(Direction):
Your task is to give the listing below back word for word, pictures excluded.

# # # # #

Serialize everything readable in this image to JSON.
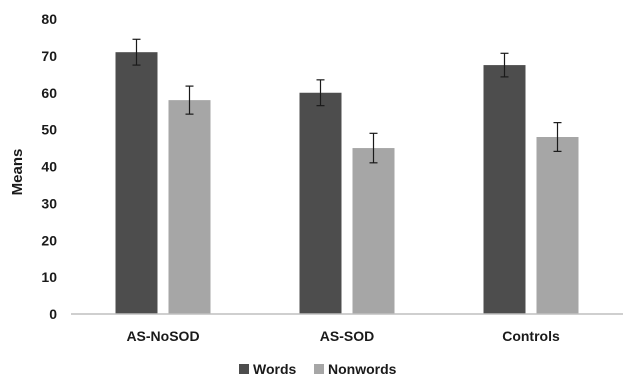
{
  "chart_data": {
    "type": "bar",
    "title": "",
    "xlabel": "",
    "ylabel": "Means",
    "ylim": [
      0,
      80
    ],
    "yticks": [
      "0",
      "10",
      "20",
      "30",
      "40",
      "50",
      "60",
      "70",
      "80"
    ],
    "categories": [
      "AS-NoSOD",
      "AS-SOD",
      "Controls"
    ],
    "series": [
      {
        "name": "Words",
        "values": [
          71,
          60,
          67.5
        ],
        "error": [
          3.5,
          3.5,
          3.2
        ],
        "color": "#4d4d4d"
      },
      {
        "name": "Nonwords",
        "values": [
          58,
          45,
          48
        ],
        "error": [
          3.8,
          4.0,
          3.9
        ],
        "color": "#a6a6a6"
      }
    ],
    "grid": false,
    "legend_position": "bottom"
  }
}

# # # # #

(Answer to this task):
Serialize everything readable in this image to JSON.
{
  "chart_data": {
    "type": "bar",
    "title": "",
    "xlabel": "",
    "ylabel": "Means",
    "ylim": [
      0,
      80
    ],
    "yticks": [
      "0",
      "10",
      "20",
      "30",
      "40",
      "50",
      "60",
      "70",
      "80"
    ],
    "categories": [
      "AS-NoSOD",
      "AS-SOD",
      "Controls"
    ],
    "series": [
      {
        "name": "Words",
        "values": [
          71,
          60,
          67.5
        ],
        "error": [
          3.5,
          3.5,
          3.2
        ],
        "color": "#4d4d4d"
      },
      {
        "name": "Nonwords",
        "values": [
          58,
          45,
          48
        ],
        "error": [
          3.8,
          4.0,
          3.9
        ],
        "color": "#a6a6a6"
      }
    ],
    "grid": false,
    "legend_position": "bottom"
  }
}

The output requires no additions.